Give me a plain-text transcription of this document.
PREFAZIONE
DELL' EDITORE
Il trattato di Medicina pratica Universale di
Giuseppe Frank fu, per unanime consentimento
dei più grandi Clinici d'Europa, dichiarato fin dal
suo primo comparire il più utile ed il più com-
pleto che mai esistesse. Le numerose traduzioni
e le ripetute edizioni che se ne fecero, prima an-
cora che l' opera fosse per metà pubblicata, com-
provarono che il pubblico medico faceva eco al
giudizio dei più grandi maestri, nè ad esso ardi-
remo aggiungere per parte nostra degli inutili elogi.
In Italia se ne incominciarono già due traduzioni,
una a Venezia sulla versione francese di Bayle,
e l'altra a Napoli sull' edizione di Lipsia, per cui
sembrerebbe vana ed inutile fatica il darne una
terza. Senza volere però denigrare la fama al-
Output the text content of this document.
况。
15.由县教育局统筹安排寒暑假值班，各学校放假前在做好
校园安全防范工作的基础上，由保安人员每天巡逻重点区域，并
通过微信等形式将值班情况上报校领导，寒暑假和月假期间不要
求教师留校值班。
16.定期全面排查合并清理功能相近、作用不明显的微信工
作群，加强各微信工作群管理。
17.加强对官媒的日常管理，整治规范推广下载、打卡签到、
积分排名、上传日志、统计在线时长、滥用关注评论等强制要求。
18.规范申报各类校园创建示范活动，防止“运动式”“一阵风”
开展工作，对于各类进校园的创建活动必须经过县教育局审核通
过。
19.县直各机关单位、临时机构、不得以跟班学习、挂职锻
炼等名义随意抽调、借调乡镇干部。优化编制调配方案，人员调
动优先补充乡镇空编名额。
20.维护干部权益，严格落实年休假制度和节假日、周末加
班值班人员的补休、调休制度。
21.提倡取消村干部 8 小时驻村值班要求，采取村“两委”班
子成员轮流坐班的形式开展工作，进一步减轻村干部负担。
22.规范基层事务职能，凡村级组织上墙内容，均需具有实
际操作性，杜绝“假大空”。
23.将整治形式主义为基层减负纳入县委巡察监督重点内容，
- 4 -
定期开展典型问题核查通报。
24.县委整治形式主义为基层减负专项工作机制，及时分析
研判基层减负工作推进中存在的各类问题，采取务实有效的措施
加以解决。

# # # #

Return the material exactly as it stands.

Give me a plain-text transcription of this document.
PREFAZIONE
DELL' EDITORE
Il trattato di Medicina pratica Universale di
Giuseppe Frank fu, per unanime consentimento
dei più grandi Clinici d'Europa, dichiarato fin dal
suo primo comparire il più utile ed il più com-
pleto che mai esistesse. Le numerose traduzioni
e le ripetute edizioni che se ne fecero, prima an-
cora che l' opera fosse per metà pubblicata, com-
provarono che il pubblico medico faceva eco al
giudizio dei più grandi maestri, nè ad esso ardi-
remo aggiungere per parte nostra degli inutili elogi.
In Italia se ne incominciarono già due traduzioni,
una a Venezia sulla versione francese di Bayle,
e l'altra a Napoli sull' edizione di Lipsia, per cui
sembrerebbe vana ed inutile fatica il darne una
terza. Senza volere però denigrare la fama al-
Output the text content of this document.
况。
15.由县教育局统筹安排寒暑假值班，各学校放假前在做好
校园安全防范工作的基础上，由保安人员每天巡逻重点区域，并
通过微信等形式将值班情况上报校领导，寒暑假和月假期间不要
求教师留校值班。
16.定期全面排查合并清理功能相近、作用不明显的微信工
作群，加强各微信工作群管理。
17.加强对官媒的日常管理，整治规范推广下载、打卡签到、
积分排名、上传日志、统计在线时长、滥用关注评论等强制要求。
18.规范申报各类校园创建示范活动，防止“运动式”“一阵风”
开展工作，对于各类进校园的创建活动必须经过县教育局审核通
过。
19.县直各机关单位、临时机构、不得以跟班学习、挂职锻
炼等名义随意抽调、借调乡镇干部。优化编制调配方案，人员调
动优先补充乡镇空编名额。
20.维护干部权益，严格落实年休假制度和节假日、周末加
班值班人员的补休、调休制度。
21.提倡取消村干部 8 小时驻村值班要求，采取村“两委”班
子成员轮流坐班的形式开展工作，进一步减轻村干部负担。
22.规范基层事务职能，凡村级组织上墙内容，均需具有实
际操作性，杜绝“假大空”。
23.将整治形式主义为基层减负纳入县委巡察监督重点内容，
- 4 -
定期开展典型问题核查通报。
24.县委整治形式主义为基层减负专项工作机制，及时分析
研判基层减负工作推进中存在的各类问题，采取务实有效的措施
加以解决。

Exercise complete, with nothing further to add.